Prompt => For the copy, please give all of the data again exactly and leave the pictures out.

Extracted data entries:

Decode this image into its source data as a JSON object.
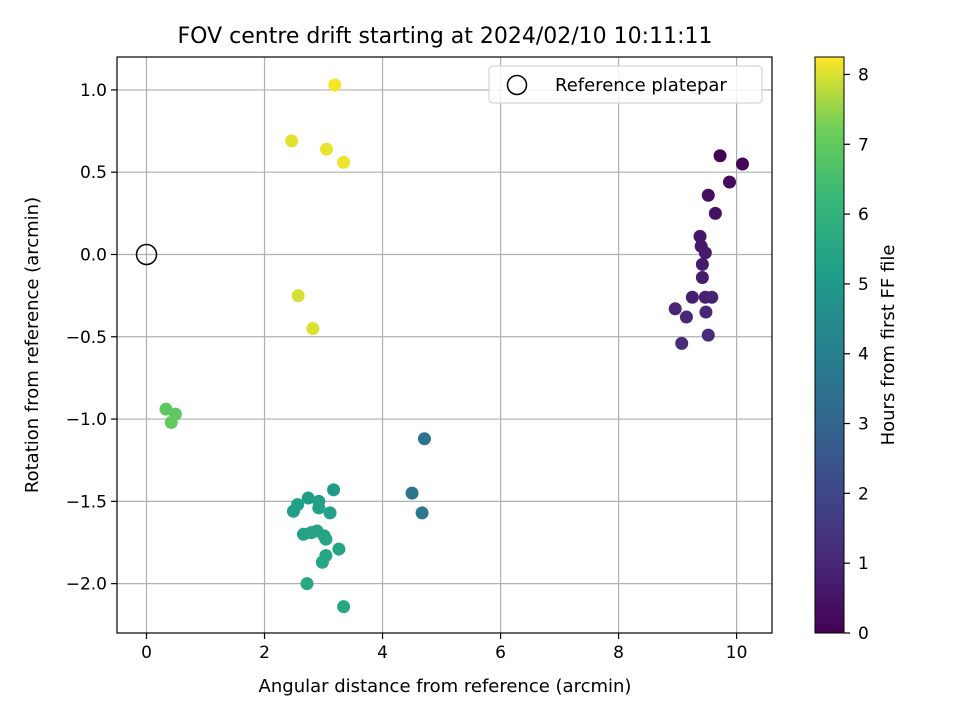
{
  "chart_data": {
    "type": "scatter",
    "title": "FOV centre drift starting at 2024/02/10 10:11:11",
    "xlabel": "Angular distance from reference (arcmin)",
    "ylabel": "Rotation from reference (arcmin)",
    "xlim": [
      -0.5,
      10.6
    ],
    "ylim": [
      -2.3,
      1.2
    ],
    "xticks": [
      0,
      2,
      4,
      6,
      8,
      10
    ],
    "xtick_labels": [
      "0",
      "2",
      "4",
      "6",
      "8",
      "10"
    ],
    "yticks": [
      1.0,
      0.5,
      0.0,
      -0.5,
      -1.0,
      -1.5,
      -2.0
    ],
    "ytick_labels": [
      "1.0",
      "0.5",
      "0.0",
      "−0.5",
      "−1.0",
      "−1.5",
      "−2.0"
    ],
    "grid": true,
    "legend": {
      "placement": "top-right",
      "entries": [
        "Reference platepar"
      ]
    },
    "reference_point": {
      "x": 0,
      "y": 0
    },
    "colorbar": {
      "label": "Hours from first FF file",
      "range": [
        0,
        8.25
      ],
      "ticks": [
        0,
        1,
        2,
        3,
        4,
        5,
        6,
        7,
        8
      ],
      "tick_labels": [
        "0",
        "1",
        "2",
        "3",
        "4",
        "5",
        "6",
        "7",
        "8"
      ],
      "colormap": "viridis"
    },
    "points": [
      {
        "x": 9.72,
        "y": 0.6,
        "c": 0.1
      },
      {
        "x": 10.1,
        "y": 0.55,
        "c": 0.15
      },
      {
        "x": 9.88,
        "y": 0.44,
        "c": 0.25
      },
      {
        "x": 9.52,
        "y": 0.36,
        "c": 0.35
      },
      {
        "x": 9.64,
        "y": 0.25,
        "c": 0.45
      },
      {
        "x": 9.38,
        "y": 0.11,
        "c": 0.55
      },
      {
        "x": 9.4,
        "y": 0.05,
        "c": 0.6
      },
      {
        "x": 9.47,
        "y": 0.01,
        "c": 0.65
      },
      {
        "x": 9.42,
        "y": -0.06,
        "c": 0.7
      },
      {
        "x": 9.42,
        "y": -0.14,
        "c": 0.75
      },
      {
        "x": 9.25,
        "y": -0.26,
        "c": 0.8
      },
      {
        "x": 9.47,
        "y": -0.26,
        "c": 0.85
      },
      {
        "x": 9.58,
        "y": -0.26,
        "c": 0.9
      },
      {
        "x": 8.96,
        "y": -0.33,
        "c": 0.95
      },
      {
        "x": 9.48,
        "y": -0.35,
        "c": 1.0
      },
      {
        "x": 9.15,
        "y": -0.38,
        "c": 1.05
      },
      {
        "x": 9.52,
        "y": -0.49,
        "c": 1.1
      },
      {
        "x": 9.07,
        "y": -0.54,
        "c": 1.15
      },
      {
        "x": 4.71,
        "y": -1.12,
        "c": 3.5
      },
      {
        "x": 4.5,
        "y": -1.45,
        "c": 3.6
      },
      {
        "x": 4.67,
        "y": -1.57,
        "c": 3.7
      },
      {
        "x": 3.17,
        "y": -1.43,
        "c": 5.1
      },
      {
        "x": 2.74,
        "y": -1.48,
        "c": 5.2
      },
      {
        "x": 2.92,
        "y": -1.5,
        "c": 5.2
      },
      {
        "x": 2.56,
        "y": -1.52,
        "c": 5.25
      },
      {
        "x": 2.49,
        "y": -1.56,
        "c": 5.25
      },
      {
        "x": 2.92,
        "y": -1.54,
        "c": 5.3
      },
      {
        "x": 3.11,
        "y": -1.57,
        "c": 5.3
      },
      {
        "x": 2.66,
        "y": -1.7,
        "c": 5.35
      },
      {
        "x": 2.79,
        "y": -1.69,
        "c": 5.35
      },
      {
        "x": 2.89,
        "y": -1.68,
        "c": 5.4
      },
      {
        "x": 3.01,
        "y": -1.71,
        "c": 5.4
      },
      {
        "x": 3.04,
        "y": -1.73,
        "c": 5.45
      },
      {
        "x": 3.26,
        "y": -1.79,
        "c": 5.45
      },
      {
        "x": 3.04,
        "y": -1.83,
        "c": 5.5
      },
      {
        "x": 2.98,
        "y": -1.87,
        "c": 5.5
      },
      {
        "x": 2.72,
        "y": -2.0,
        "c": 5.55
      },
      {
        "x": 3.34,
        "y": -2.14,
        "c": 5.55
      },
      {
        "x": 0.33,
        "y": -0.94,
        "c": 6.9
      },
      {
        "x": 0.49,
        "y": -0.97,
        "c": 6.95
      },
      {
        "x": 0.42,
        "y": -1.02,
        "c": 7.0
      },
      {
        "x": 2.57,
        "y": -0.25,
        "c": 7.95
      },
      {
        "x": 2.82,
        "y": -0.45,
        "c": 8.0
      },
      {
        "x": 2.46,
        "y": 0.69,
        "c": 8.05
      },
      {
        "x": 3.05,
        "y": 0.64,
        "c": 8.1
      },
      {
        "x": 3.34,
        "y": 0.56,
        "c": 8.15
      },
      {
        "x": 3.19,
        "y": 1.03,
        "c": 8.2
      }
    ]
  }
}
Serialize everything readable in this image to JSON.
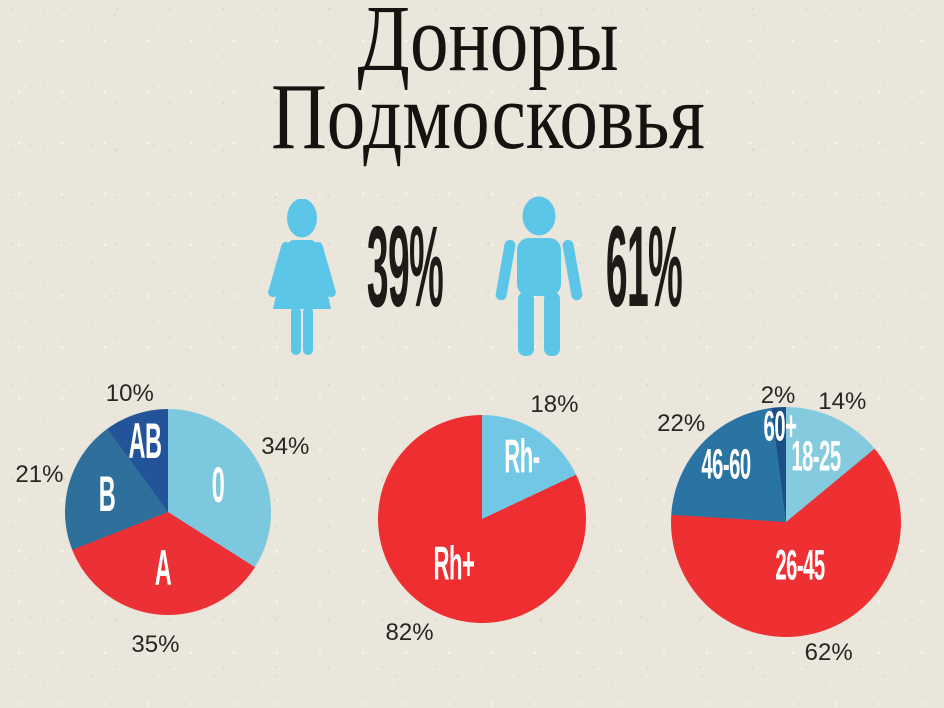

Task solution =>
Decode this image into its source data as a JSON object.
{
  "chart_data": {
    "type": "scatter",
    "title": "FOV centre drift starting at 2024/02/10 10:11:11",
    "xlabel": "Angular distance from reference (arcmin)",
    "ylabel": "Rotation from reference (arcmin)",
    "xlim": [
      -0.5,
      10.6
    ],
    "ylim": [
      -2.3,
      1.2
    ],
    "xticks": [
      0,
      2,
      4,
      6,
      8,
      10
    ],
    "xtick_labels": [
      "0",
      "2",
      "4",
      "6",
      "8",
      "10"
    ],
    "yticks": [
      1.0,
      0.5,
      0.0,
      -0.5,
      -1.0,
      -1.5,
      -2.0
    ],
    "ytick_labels": [
      "1.0",
      "0.5",
      "0.0",
      "−0.5",
      "−1.0",
      "−1.5",
      "−2.0"
    ],
    "grid": true,
    "legend": {
      "placement": "top-right",
      "entries": [
        "Reference platepar"
      ]
    },
    "reference_point": {
      "x": 0,
      "y": 0
    },
    "colorbar": {
      "label": "Hours from first FF file",
      "range": [
        0,
        8.25
      ],
      "ticks": [
        0,
        1,
        2,
        3,
        4,
        5,
        6,
        7,
        8
      ],
      "tick_labels": [
        "0",
        "1",
        "2",
        "3",
        "4",
        "5",
        "6",
        "7",
        "8"
      ],
      "colormap": "viridis"
    },
    "points": [
      {
        "x": 9.72,
        "y": 0.6,
        "c": 0.1
      },
      {
        "x": 10.1,
        "y": 0.55,
        "c": 0.15
      },
      {
        "x": 9.88,
        "y": 0.44,
        "c": 0.25
      },
      {
        "x": 9.52,
        "y": 0.36,
        "c": 0.35
      },
      {
        "x": 9.64,
        "y": 0.25,
        "c": 0.45
      },
      {
        "x": 9.38,
        "y": 0.11,
        "c": 0.55
      },
      {
        "x": 9.4,
        "y": 0.05,
        "c": 0.6
      },
      {
        "x": 9.47,
        "y": 0.01,
        "c": 0.65
      },
      {
        "x": 9.42,
        "y": -0.06,
        "c": 0.7
      },
      {
        "x": 9.42,
        "y": -0.14,
        "c": 0.75
      },
      {
        "x": 9.25,
        "y": -0.26,
        "c": 0.8
      },
      {
        "x": 9.47,
        "y": -0.26,
        "c": 0.85
      },
      {
        "x": 9.58,
        "y": -0.26,
        "c": 0.9
      },
      {
        "x": 8.96,
        "y": -0.33,
        "c": 0.95
      },
      {
        "x": 9.48,
        "y": -0.35,
        "c": 1.0
      },
      {
        "x": 9.15,
        "y": -0.38,
        "c": 1.05
      },
      {
        "x": 9.52,
        "y": -0.49,
        "c": 1.1
      },
      {
        "x": 9.07,
        "y": -0.54,
        "c": 1.15
      },
      {
        "x": 4.71,
        "y": -1.12,
        "c": 3.5
      },
      {
        "x": 4.5,
        "y": -1.45,
        "c": 3.6
      },
      {
        "x": 4.67,
        "y": -1.57,
        "c": 3.7
      },
      {
        "x": 3.17,
        "y": -1.43,
        "c": 5.1
      },
      {
        "x": 2.74,
        "y": -1.48,
        "c": 5.2
      },
      {
        "x": 2.92,
        "y": -1.5,
        "c": 5.2
      },
      {
        "x": 2.56,
        "y": -1.52,
        "c": 5.25
      },
      {
        "x": 2.49,
        "y": -1.56,
        "c": 5.25
      },
      {
        "x": 2.92,
        "y": -1.54,
        "c": 5.3
      },
      {
        "x": 3.11,
        "y": -1.57,
        "c": 5.3
      },
      {
        "x": 2.66,
        "y": -1.7,
        "c": 5.35
      },
      {
        "x": 2.79,
        "y": -1.69,
        "c": 5.35
      },
      {
        "x": 2.89,
        "y": -1.68,
        "c": 5.4
      },
      {
        "x": 3.01,
        "y": -1.71,
        "c": 5.4
      },
      {
        "x": 3.04,
        "y": -1.73,
        "c": 5.45
      },
      {
        "x": 3.26,
        "y": -1.79,
        "c": 5.45
      },
      {
        "x": 3.04,
        "y": -1.83,
        "c": 5.5
      },
      {
        "x": 2.98,
        "y": -1.87,
        "c": 5.5
      },
      {
        "x": 2.72,
        "y": -2.0,
        "c": 5.55
      },
      {
        "x": 3.34,
        "y": -2.14,
        "c": 5.55
      },
      {
        "x": 0.33,
        "y": -0.94,
        "c": 6.9
      },
      {
        "x": 0.49,
        "y": -0.97,
        "c": 6.95
      },
      {
        "x": 0.42,
        "y": -1.02,
        "c": 7.0
      },
      {
        "x": 2.57,
        "y": -0.25,
        "c": 7.95
      },
      {
        "x": 2.82,
        "y": -0.45,
        "c": 8.0
      },
      {
        "x": 2.46,
        "y": 0.69,
        "c": 8.05
      },
      {
        "x": 3.05,
        "y": 0.64,
        "c": 8.1
      },
      {
        "x": 3.34,
        "y": 0.56,
        "c": 8.15
      },
      {
        "x": 3.19,
        "y": 1.03,
        "c": 8.2
      }
    ]
  }
}
Serialize everything readable in this image to JSON.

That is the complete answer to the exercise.